> **Enunciado de la tarea**
Copia literalmente del pasaje sobre el C.M.D.O. que aparece más abajo el tramo que empieza con "Podemos pensar que" y continúa hasta "del Barrio Latino.".

Podemos pensar que esta llamada contribuyó a abrir aquí y allá algunas perspectivas de lucha radical. En todo caso figura ciertamente entre los hechos de esa jornada que inspiraron más temor. Sabemos que el Primer Ministro hizo difundir a las 19 horas un comunicado afirmando que el gobierno "en presencia de intentos anunciados o sugeridos por grupos extremistas de provocar una agitación generalizada", haría lo que fuese preciso para mantener 'la paz civil' y el orden republicano "puesto que la reforma universitaria no sería más que un pretexto para sumir al país en el desorden". Se convocaron a 10.000 reservistas de la gendarmería. La "reforma universitaria" no era efectivamente más que un pretexto también para el gobierno, que enmascaraba bajo esta honorable necesidad, tan bruscamente descubierta por él, su retroceso ante la revuelta del Barrio Latino.

Al ocupar el I.P.N. de la calle Ulm, el Consejo para el mantenimiento de las ocupaciones hizo lo que pudo durante la continuación de una crisis en la que, desde que la huelga fue general y se inmovilizó a la defensiva, ningún grupo revolucionario organizado existente tenía ya medios para contribuir de forma notable. Reuniendo a los situacionistas, a los enragés y a otros treinta a sesenta revolucionarios consejistas (de los cuales menos de la décima parte eran estudiantes), el C.M.D.O. aseguró gran cantidad de contactos en Francia y fuera del país, dedicándose particularmente, hacia el final del movimiento, a dar a conocer su significación a los revolucionarios de otros países, que no podían dejar de inspirarse en él. Publicó, con una tirada cercana a los 200.000 ejemplares en algunos casos, unos cuantos carteles y documentos, entre los principales Informe sobre la ocupación de la Sorbona el 19 de mayo, Por el poder de los Consejos obreros el 22, y Llamada a todos los trabajadores del día 30. El C.M.D.O., que no había sido dirigido ni jerarquizado por nadie, "acordó disolverse el 15 de junio (...) El C.M.D.O. no había buscado obtener nada para sí, ni siquiera reclutamientos con vistas a una existencia permanente. Sus participantes no separaban sus objetivos personales de los objetivos generales del movimiento. Eran individuos independientes que se habían agrupado para una lucha sobre bases determinadas y en un momento preciso, y que volverían a hacerse independientes después de ella". (Viénet, op. cit.). El C.M.D.O. había sido "un vínculo, no un poder".

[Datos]
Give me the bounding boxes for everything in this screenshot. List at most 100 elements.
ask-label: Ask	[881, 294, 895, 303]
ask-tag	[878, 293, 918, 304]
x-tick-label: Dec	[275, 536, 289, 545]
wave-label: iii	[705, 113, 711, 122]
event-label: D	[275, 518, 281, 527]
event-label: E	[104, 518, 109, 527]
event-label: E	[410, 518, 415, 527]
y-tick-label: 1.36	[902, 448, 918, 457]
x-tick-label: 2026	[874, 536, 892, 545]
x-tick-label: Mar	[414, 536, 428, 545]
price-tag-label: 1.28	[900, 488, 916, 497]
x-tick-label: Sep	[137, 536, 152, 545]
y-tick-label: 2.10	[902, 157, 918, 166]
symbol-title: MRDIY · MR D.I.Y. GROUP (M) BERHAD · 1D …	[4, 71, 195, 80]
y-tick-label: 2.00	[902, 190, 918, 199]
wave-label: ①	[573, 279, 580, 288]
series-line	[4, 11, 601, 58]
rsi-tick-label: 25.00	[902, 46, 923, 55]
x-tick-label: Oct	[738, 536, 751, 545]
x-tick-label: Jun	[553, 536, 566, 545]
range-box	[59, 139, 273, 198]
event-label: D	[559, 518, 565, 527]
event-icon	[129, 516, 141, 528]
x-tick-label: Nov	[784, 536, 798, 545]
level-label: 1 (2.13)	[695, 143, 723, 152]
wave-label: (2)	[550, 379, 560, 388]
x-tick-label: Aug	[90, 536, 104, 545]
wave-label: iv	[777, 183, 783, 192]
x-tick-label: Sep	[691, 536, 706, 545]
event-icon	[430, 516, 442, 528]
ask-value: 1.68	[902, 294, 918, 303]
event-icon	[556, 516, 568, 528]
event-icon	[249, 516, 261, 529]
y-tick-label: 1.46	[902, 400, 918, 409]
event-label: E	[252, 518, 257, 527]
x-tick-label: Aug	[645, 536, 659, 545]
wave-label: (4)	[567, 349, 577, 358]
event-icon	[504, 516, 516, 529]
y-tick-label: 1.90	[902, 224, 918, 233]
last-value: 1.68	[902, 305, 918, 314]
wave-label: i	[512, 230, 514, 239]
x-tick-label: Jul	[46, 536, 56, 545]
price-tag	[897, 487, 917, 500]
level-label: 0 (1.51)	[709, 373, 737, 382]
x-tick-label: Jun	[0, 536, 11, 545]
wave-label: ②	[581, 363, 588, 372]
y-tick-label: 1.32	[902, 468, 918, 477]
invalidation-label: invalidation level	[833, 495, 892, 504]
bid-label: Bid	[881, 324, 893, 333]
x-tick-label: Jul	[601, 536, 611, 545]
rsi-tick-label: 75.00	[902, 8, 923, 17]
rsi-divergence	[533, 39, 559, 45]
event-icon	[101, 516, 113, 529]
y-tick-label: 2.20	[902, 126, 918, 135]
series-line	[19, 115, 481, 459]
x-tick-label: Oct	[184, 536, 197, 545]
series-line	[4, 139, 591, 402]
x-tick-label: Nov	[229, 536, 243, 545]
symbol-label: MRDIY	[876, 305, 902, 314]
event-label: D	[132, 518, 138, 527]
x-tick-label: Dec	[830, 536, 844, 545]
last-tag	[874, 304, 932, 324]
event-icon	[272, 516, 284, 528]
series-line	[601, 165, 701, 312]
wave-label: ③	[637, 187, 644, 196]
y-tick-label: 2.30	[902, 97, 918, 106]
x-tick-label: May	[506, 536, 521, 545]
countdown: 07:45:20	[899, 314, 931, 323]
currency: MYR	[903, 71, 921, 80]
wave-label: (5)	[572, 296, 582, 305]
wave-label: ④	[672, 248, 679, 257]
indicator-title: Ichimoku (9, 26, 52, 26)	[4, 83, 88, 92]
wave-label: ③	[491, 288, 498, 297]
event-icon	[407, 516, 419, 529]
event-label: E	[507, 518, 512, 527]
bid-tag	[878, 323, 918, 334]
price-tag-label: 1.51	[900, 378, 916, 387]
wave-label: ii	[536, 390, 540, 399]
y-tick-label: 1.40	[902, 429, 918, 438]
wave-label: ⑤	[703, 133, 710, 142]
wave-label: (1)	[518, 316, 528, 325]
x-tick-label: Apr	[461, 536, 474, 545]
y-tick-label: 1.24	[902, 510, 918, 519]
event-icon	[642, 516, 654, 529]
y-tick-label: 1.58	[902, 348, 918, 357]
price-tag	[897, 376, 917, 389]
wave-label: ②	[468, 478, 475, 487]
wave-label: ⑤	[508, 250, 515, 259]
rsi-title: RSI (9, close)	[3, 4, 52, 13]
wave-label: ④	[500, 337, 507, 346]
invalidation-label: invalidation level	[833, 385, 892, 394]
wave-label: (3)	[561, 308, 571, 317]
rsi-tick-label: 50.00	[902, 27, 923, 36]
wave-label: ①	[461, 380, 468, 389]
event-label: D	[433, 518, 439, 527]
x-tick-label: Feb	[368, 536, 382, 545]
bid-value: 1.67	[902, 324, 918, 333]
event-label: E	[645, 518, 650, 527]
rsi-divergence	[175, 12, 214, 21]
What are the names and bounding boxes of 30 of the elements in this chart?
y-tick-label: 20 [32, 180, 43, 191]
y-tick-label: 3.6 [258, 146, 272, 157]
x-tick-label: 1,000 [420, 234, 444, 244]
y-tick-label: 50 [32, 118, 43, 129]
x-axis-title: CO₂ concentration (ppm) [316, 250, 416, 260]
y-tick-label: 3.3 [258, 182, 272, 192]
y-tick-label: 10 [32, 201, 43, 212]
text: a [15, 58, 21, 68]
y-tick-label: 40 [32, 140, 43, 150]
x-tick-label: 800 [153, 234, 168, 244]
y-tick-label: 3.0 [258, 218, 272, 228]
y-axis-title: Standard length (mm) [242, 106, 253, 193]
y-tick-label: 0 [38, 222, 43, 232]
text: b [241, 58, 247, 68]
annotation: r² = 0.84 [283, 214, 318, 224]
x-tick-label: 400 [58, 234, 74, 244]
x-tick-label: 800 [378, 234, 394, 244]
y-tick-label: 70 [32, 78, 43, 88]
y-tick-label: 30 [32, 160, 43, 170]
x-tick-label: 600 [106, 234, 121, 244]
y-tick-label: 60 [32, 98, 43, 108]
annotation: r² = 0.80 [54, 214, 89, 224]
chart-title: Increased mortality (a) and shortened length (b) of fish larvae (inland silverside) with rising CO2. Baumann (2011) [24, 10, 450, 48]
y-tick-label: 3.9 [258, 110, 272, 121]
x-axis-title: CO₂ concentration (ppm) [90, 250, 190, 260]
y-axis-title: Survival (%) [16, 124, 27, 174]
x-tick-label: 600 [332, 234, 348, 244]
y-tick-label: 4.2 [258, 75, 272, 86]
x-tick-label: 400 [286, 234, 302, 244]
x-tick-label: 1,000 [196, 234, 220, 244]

> **Respuesta completa**
Podemos pensar que esta llamada contribuyó a abrir aquí y allá algunas perspectivas de lucha radical. En todo caso figura ciertamente entre los hechos de esa jornada que inspiraron más temor. Sabemos que el Primer Ministro hizo difundir a las 19 horas un comunicado afirmando que el gobierno "en presencia de intentos anunciados o sugeridos por grupos extremistas de provocar una agitación generalizada", haría lo que fuese preciso para mantener 'la paz civil' y el orden republicano "puesto que la reforma universitaria no sería más que un pretexto para sumir al país en el desorden". Se convocaron a 10.000 reservistas de la gendarmería. La "reforma universitaria" no era efectivamente más que un pretexto también para el gobierno, que enmascaraba bajo esta honorable necesidad, tan bruscamente descubierta por él, su retroceso ante la revuelta del Barrio Latino.